**Your task:** Only a number is wanted: how many lines in the records below contain "JSON"?

Source data:
•••••

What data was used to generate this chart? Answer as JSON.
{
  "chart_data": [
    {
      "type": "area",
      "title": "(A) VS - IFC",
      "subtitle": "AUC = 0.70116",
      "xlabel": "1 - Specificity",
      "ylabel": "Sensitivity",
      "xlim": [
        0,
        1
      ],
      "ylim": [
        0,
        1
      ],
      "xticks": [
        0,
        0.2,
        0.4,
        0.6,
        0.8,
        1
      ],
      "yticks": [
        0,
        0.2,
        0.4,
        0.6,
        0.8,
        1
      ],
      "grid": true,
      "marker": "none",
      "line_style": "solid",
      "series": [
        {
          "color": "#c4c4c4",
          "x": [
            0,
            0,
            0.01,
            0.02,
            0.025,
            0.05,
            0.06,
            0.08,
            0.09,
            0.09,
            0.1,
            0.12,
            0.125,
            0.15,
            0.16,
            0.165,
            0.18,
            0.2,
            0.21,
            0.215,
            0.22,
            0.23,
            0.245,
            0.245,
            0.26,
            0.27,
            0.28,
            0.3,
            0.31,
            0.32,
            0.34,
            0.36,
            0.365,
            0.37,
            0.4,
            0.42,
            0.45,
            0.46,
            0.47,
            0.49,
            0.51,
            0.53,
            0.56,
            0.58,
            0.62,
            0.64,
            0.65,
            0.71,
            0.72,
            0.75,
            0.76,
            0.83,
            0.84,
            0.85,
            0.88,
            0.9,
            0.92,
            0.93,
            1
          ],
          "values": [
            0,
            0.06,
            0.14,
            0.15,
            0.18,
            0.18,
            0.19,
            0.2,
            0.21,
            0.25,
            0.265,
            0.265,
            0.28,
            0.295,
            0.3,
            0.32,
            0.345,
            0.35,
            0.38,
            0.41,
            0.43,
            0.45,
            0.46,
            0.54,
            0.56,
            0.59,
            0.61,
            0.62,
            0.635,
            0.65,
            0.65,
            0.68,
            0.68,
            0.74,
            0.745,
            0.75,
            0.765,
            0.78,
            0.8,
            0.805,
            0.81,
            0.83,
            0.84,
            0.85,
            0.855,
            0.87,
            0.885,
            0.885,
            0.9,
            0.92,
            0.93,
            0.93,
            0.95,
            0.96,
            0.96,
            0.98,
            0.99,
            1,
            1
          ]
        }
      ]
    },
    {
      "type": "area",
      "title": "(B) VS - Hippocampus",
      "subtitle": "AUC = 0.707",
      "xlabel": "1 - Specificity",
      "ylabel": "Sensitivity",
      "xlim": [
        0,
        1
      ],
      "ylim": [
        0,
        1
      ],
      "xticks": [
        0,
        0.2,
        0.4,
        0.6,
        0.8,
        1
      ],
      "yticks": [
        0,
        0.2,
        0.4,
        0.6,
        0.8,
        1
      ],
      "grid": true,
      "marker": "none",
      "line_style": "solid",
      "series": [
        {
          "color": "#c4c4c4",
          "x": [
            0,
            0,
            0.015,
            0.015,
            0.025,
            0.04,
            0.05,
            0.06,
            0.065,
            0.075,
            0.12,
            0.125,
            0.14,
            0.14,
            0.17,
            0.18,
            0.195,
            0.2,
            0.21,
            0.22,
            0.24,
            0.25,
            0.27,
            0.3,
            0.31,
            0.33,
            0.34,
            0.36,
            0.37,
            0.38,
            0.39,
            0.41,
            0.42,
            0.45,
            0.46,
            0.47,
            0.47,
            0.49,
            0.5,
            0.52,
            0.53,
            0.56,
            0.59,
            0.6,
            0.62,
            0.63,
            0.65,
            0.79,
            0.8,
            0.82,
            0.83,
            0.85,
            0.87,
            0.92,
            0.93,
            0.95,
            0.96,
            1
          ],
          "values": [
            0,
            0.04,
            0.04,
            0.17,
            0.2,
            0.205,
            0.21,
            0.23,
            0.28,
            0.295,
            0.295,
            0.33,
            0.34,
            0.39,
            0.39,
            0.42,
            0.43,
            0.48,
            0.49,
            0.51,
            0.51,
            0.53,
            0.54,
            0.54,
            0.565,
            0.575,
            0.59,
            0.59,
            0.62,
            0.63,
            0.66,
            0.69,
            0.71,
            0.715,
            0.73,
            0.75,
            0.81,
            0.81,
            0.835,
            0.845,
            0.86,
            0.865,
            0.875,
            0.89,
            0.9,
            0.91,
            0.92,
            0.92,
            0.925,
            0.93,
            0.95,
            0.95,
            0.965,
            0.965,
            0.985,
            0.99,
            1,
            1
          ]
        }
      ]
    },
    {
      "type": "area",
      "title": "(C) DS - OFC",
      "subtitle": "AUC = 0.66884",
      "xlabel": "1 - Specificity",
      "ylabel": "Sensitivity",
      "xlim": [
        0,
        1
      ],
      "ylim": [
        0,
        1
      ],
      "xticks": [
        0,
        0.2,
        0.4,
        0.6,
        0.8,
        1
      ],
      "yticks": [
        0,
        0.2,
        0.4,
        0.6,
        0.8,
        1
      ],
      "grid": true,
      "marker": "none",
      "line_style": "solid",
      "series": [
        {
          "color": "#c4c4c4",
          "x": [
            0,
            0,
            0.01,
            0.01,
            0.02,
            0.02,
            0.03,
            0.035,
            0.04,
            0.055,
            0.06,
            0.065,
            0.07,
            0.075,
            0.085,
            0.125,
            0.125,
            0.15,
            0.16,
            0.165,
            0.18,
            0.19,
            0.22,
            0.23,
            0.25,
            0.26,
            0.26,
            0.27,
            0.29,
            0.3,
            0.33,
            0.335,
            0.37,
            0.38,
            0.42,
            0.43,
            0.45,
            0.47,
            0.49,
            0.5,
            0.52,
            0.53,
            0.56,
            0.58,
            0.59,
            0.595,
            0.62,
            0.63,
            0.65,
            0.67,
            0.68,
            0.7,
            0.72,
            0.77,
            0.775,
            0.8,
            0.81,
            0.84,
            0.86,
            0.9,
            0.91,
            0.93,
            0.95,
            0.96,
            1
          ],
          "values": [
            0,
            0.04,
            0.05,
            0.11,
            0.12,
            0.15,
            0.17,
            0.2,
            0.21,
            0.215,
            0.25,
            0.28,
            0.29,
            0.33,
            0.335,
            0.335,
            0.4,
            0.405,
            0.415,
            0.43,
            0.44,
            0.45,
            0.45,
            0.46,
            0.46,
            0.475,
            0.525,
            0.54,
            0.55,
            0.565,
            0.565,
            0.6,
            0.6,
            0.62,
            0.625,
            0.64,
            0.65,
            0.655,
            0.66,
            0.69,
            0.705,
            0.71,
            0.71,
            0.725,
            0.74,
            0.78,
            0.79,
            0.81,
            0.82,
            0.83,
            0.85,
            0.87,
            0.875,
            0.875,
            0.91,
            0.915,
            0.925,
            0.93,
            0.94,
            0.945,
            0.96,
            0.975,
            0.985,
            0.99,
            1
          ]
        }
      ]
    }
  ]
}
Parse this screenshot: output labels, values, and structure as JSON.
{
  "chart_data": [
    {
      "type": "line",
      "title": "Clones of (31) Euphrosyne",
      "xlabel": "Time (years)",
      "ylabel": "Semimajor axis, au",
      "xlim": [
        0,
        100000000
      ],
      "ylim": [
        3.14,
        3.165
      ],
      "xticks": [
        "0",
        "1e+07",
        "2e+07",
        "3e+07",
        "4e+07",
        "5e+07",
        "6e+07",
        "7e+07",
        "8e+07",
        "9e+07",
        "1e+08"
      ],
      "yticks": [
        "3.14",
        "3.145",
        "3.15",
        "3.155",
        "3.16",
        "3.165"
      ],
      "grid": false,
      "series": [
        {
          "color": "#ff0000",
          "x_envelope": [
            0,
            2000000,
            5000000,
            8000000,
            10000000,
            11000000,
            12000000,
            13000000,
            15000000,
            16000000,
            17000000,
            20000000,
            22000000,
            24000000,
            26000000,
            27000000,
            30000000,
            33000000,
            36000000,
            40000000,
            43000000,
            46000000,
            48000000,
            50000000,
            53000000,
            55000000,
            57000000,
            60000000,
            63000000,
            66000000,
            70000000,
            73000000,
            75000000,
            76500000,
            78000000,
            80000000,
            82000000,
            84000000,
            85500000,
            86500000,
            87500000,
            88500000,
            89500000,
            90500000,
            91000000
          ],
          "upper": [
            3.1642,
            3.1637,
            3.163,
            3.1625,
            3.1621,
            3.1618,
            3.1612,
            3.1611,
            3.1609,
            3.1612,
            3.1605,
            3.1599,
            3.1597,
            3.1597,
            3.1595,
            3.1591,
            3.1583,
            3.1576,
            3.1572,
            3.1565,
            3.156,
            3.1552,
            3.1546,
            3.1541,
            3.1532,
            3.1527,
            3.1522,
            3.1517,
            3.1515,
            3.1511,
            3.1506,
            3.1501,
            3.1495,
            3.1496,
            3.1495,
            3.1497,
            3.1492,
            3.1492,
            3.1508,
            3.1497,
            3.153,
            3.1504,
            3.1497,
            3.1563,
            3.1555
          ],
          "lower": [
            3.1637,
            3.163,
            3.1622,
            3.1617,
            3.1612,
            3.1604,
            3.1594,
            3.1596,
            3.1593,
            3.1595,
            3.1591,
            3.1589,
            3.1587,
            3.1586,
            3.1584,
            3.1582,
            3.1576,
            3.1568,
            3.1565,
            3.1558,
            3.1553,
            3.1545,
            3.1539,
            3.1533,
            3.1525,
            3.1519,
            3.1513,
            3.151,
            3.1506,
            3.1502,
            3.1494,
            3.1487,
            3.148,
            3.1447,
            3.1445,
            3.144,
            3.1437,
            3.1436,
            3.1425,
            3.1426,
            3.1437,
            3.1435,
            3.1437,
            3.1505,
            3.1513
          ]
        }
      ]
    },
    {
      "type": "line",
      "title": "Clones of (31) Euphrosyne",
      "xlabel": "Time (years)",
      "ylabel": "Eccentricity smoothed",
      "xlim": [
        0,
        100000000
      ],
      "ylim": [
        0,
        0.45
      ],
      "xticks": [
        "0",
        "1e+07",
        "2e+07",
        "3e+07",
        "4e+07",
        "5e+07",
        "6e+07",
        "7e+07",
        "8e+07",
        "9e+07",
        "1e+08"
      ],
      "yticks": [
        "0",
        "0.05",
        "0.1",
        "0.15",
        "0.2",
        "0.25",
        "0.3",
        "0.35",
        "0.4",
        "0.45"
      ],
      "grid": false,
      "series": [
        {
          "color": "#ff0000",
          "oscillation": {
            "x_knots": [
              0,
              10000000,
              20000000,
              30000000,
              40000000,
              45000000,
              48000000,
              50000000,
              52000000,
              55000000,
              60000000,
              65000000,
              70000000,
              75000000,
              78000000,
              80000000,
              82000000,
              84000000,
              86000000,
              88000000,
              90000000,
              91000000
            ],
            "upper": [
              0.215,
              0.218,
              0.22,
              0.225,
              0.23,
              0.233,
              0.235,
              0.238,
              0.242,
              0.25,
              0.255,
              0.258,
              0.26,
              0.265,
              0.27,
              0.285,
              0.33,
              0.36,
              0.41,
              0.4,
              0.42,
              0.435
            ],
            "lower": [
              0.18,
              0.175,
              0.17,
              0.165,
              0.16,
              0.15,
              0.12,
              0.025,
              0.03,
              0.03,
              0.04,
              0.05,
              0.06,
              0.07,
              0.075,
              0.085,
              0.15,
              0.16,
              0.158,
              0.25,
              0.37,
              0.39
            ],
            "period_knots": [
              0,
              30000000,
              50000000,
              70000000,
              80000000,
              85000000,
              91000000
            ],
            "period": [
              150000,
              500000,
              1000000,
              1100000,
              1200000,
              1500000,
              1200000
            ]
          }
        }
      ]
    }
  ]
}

•••••

**Result:** 2